» COMPLETE THE FOLLOWING:
1. Decide whether each statement agrees with the census passage, answering yes or no and quoting the deciding words: (a) The census counts only U.S. citizens. (b) The 2020 Census will serve as the basis for allocating more than $675 billion in federal spending. (c) Census data plays a part in determining representation in Congress.
2. Pick up the census passage after its final sentence and continue it.

» DOCUMENT SECTION:

──────────

The U.S. Constitution mandates that a census be taken every 10 years to count all people—both citizens and non-citizens—living in the United States. Participating in the census is in everyone's best interest, because the information on the forms is used by decision-makers to determine which communities, schools, hospitals and roads receive federal funding.
The 2020 Census will serve as the basis for the allocation of more than $675 billion in federal spending on schools, transportation, emergency services, new roads, and public benefits like Medicaid and Medicare programs, SNAP, and the National School Lunch Program. Businesses use census data to determine where to invest with new stores, researchers rely on census data to better understand our population, and the data collected is even used to determine how we are represented in Congress! This is why it is so important to include all persons living in a home, including babies and children, relatives and non-relatives—everyone.

──────────

Page segmentation data:
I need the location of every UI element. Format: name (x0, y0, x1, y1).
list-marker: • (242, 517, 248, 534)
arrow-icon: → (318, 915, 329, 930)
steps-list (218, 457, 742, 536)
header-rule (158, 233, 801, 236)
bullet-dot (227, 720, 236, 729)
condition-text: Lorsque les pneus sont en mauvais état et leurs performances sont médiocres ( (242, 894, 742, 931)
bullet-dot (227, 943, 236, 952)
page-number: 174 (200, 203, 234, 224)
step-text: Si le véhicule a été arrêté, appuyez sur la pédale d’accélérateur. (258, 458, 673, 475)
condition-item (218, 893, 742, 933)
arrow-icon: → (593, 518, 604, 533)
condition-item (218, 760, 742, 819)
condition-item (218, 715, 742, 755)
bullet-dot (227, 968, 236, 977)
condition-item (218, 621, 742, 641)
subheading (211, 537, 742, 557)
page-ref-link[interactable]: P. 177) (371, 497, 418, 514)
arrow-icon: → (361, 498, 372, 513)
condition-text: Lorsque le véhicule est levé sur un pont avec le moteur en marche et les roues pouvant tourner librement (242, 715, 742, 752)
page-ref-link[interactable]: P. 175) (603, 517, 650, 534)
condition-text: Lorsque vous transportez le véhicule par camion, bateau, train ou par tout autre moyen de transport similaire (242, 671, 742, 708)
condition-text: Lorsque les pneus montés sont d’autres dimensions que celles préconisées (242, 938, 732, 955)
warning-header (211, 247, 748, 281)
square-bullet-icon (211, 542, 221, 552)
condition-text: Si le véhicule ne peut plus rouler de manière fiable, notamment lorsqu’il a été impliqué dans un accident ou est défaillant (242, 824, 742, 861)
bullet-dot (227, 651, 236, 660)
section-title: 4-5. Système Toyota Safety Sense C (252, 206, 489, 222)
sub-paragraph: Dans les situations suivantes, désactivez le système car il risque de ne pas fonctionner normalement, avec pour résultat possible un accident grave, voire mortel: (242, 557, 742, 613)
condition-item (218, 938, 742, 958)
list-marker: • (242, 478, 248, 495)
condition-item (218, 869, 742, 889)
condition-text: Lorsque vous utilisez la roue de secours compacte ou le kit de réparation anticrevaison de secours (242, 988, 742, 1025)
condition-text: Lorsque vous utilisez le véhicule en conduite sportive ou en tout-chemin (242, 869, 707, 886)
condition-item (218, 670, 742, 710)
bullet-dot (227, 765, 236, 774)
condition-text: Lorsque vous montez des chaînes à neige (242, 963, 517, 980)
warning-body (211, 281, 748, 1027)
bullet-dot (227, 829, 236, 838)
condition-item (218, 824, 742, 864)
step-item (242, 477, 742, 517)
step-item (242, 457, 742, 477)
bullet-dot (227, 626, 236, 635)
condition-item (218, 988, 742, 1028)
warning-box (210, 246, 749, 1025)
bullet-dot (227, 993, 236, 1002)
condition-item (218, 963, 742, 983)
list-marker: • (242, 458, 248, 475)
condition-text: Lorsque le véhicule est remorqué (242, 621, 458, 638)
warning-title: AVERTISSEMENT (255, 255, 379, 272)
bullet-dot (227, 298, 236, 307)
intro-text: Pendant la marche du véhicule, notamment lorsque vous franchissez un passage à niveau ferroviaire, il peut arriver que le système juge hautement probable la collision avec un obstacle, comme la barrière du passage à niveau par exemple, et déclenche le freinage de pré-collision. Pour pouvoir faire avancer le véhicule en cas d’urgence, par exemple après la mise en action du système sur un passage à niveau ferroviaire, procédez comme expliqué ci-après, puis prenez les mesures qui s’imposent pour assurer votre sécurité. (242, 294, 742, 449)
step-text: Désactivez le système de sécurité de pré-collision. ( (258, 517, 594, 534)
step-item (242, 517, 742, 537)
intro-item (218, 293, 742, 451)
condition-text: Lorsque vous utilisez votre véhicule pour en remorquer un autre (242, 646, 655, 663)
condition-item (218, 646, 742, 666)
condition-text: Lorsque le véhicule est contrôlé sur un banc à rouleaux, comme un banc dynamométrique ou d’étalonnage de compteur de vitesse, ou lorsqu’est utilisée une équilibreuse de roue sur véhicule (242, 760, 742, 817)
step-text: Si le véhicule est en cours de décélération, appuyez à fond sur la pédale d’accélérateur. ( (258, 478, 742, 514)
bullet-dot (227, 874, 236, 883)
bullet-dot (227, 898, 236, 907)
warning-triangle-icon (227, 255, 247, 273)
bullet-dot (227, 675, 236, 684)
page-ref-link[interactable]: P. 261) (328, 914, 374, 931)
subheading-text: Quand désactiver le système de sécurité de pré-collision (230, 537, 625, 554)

──────────

» RESULTS BY TASK:
1.
(a) No: "to count all people—both citizens and non-citizens—living in the United States"
(b) Yes: "will serve as the basis for the allocation of more than $675 billion in federal spending"
(c) Yes: "the data collected is even used to determine how we are represented in Congress"

2.
We understand the concerns some people, especially undocumented folks, have about participating or opening their doors to unknown persons. It’s important to know that there are laws in place to protect your privacy. Individual level data is protected for 72 years—only the combined data of large areas is made public beginning the year after the census is completed. Census takers are required to clearly identify themselves and can only ask you official Census questions. Your responses cannot be used against you and can only be used to produce statistics. The Census Bureau is prohibited from using your responses in any way that could identify you or your household or sharing your information with another government agency, including ICE, the FBI, or the IRS.
As for the process in 2020, the United States Census Bureau will be sending letters to each household in March with an invitation to complete the census online using a unique code. Some households will receive the full census form as well. These forms contain nine questions that are very simple and easy to answer: name, age, race, ethnicity, how many people live in the home, how they are related to each other, and whether they own or rent the home. It is not mandatory to complete all the fields of the census form; for instance, if someone in the household is reluctant to share their name on the form, it is fine to write “Person 1” instead. Census forms can be answered by phone, online or through the mail.
Household responses must be received by April 1. After that, census representatives called enumerators will visit the home of anyone who has not responded. These visits will happen between the months of May and July. The final results of the Census 2020 will be available in April 2021.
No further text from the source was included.